▶ Exercise aim
Go through the material below and copy each line where the word "figure" appears.

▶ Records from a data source

---

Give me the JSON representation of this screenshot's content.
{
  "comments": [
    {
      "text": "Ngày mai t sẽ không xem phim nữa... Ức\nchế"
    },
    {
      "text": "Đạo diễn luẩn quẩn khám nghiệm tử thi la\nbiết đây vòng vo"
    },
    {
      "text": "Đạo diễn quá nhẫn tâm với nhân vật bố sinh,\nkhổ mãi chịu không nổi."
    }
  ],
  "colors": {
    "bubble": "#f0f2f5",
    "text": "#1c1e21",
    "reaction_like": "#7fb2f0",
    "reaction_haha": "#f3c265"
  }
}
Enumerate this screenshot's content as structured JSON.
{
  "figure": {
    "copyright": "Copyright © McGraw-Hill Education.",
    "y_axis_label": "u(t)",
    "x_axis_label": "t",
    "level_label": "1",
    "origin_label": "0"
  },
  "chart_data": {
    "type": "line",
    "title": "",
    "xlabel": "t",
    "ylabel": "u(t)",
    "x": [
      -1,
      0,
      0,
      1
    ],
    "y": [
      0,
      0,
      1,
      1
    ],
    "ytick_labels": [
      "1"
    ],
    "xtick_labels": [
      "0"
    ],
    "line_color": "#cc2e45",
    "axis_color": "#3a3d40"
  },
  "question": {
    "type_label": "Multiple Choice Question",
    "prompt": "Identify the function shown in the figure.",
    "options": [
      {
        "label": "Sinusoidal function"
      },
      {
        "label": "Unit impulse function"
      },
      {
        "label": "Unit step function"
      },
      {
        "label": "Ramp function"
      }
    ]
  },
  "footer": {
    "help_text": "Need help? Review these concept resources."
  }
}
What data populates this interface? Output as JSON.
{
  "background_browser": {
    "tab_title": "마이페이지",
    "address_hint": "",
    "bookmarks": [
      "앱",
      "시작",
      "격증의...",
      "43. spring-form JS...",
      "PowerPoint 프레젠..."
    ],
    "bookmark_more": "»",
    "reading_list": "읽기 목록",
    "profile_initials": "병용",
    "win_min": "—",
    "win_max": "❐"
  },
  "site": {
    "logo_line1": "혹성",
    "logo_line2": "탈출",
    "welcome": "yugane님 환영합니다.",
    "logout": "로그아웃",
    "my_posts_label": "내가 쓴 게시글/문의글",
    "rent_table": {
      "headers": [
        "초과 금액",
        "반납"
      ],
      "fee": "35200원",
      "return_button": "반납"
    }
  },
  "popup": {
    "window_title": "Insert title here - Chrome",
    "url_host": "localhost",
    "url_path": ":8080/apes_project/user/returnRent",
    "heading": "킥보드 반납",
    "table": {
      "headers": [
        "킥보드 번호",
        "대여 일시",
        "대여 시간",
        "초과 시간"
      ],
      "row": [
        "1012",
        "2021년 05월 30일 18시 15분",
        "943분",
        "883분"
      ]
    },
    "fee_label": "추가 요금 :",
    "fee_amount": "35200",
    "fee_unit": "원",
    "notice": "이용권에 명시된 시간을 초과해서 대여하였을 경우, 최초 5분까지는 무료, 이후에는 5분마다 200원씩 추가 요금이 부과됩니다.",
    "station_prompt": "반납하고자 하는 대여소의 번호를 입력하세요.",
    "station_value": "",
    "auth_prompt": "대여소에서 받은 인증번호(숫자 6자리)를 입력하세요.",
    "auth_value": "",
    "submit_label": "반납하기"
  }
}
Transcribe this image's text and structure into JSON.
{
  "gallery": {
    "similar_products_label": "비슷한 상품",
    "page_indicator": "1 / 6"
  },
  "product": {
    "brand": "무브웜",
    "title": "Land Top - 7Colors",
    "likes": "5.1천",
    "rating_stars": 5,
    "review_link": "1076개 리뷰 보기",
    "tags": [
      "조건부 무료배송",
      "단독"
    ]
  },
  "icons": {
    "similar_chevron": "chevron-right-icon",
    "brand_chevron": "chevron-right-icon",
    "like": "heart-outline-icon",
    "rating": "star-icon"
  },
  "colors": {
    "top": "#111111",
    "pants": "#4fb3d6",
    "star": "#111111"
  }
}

---

▶ Worked solution
  "figure": {
    "prompt": "Identify the function shown in the figure.",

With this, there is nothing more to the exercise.